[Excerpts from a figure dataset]
**********
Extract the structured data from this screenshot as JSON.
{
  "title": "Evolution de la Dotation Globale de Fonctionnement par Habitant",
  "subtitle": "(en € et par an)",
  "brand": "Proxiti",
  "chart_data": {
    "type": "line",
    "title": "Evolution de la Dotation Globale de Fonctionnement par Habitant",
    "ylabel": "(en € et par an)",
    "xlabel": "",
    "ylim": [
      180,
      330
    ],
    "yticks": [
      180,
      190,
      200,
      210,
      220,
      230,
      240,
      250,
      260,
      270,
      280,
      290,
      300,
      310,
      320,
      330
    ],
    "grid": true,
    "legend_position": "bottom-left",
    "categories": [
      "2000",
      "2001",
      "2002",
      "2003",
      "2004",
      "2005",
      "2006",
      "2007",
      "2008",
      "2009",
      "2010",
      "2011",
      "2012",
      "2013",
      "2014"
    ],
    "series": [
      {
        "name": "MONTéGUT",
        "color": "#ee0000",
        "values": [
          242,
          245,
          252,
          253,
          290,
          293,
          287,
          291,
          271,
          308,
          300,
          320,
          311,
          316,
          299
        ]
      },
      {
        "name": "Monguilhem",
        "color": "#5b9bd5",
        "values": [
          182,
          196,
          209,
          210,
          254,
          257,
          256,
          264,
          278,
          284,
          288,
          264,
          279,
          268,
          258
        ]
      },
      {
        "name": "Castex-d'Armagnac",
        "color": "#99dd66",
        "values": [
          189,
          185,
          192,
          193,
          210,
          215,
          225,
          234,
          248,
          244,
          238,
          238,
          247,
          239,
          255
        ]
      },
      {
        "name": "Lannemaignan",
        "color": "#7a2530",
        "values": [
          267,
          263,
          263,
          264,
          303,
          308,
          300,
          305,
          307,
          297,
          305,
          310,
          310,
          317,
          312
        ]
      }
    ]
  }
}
**********
▶ _SET TASK_: Repeat all the entries exactly as given.

▶ _RESULT OF THE TASK_:
Extract the structured data from this screenshot as JSON.
{
  "title": "Evolution de la Dotation Globale de Fonctionnement par Habitant",
  "subtitle": "(en € et par an)",
  "brand": "Proxiti",
  "chart_data": {
    "type": "line",
    "title": "Evolution de la Dotation Globale de Fonctionnement par Habitant",
    "ylabel": "(en € et par an)",
    "xlabel": "",
    "ylim": [
      180,
      330
    ],
    "yticks": [
      180,
      190,
      200,
      210,
      220,
      230,
      240,
      250,
      260,
      270,
      280,
      290,
      300,
      310,
      320,
      330
    ],
    "grid": true,
    "legend_position": "bottom-left",
    "categories": [
      "2000",
      "2001",
      "2002",
      "2003",
      "2004",
      "2005",
      "2006",
      "2007",
      "2008",
      "2009",
      "2010",
      "2011",
      "2012",
      "2013",
      "2014"
    ],
    "series": [
      {
        "name": "MONTéGUT",
        "color": "#ee0000",
        "values": [
          242,
          245,
          252,
          253,
          290,
          293,
          287,
          291,
          271,
          308,
          300,
          320,
          311,
          316,
          299
        ]
      },
      {
        "name": "Monguilhem",
        "color": "#5b9bd5",
        "values": [
          182,
          196,
          209,
          210,
          254,
          257,
          256,
          264,
          278,
          284,
          288,
          264,
          279,
          268,
          258
        ]
      },
      {
        "name": "Castex-d'Armagnac",
        "color": "#99dd66",
        "values": [
          189,
          185,
          192,
          193,
          210,
          215,
          225,
          234,
          248,
          244,
          238,
          238,
          247,
          239,
          255
        ]
      },
      {
        "name": "Lannemaignan",
        "color": "#7a2530",
        "values": [
          267,
          263,
          263,
          264,
          303,
          308,
          300,
          305,
          307,
          297,
          305,
          310,
          310,
          317,
          312
        ]
      }
    ]
  }
}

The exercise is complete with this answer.